— START OF RECORDS SHOWN —

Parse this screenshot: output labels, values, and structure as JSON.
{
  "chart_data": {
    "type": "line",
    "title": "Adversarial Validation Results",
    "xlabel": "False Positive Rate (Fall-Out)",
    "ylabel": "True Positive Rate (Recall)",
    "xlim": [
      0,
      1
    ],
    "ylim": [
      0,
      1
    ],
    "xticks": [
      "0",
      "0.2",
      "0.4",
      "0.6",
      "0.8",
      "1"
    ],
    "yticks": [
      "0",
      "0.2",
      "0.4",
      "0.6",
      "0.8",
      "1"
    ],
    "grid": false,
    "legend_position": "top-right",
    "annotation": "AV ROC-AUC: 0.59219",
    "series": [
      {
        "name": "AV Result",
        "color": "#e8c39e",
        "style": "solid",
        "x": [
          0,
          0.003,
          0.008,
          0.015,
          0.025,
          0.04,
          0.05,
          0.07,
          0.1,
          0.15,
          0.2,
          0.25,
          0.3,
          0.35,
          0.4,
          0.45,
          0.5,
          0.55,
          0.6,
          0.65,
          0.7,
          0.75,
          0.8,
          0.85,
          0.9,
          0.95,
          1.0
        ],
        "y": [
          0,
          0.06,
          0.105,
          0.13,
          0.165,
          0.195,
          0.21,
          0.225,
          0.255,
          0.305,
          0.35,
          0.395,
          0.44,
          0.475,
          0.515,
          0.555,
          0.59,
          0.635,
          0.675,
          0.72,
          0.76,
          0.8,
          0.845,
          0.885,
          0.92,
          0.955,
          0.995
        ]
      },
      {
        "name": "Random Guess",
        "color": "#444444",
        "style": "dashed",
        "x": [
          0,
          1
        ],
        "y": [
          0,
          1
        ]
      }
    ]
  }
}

— END OF RECORDS SHOWN —

=== THE PROBLEM ===
Return all lines containing "Rate".

=== SOLUTION TO THIS EXERCISE ===
    "xlabel": "False Positive Rate (Fall-Out)",
    "ylabel": "True Positive Rate (Recall)",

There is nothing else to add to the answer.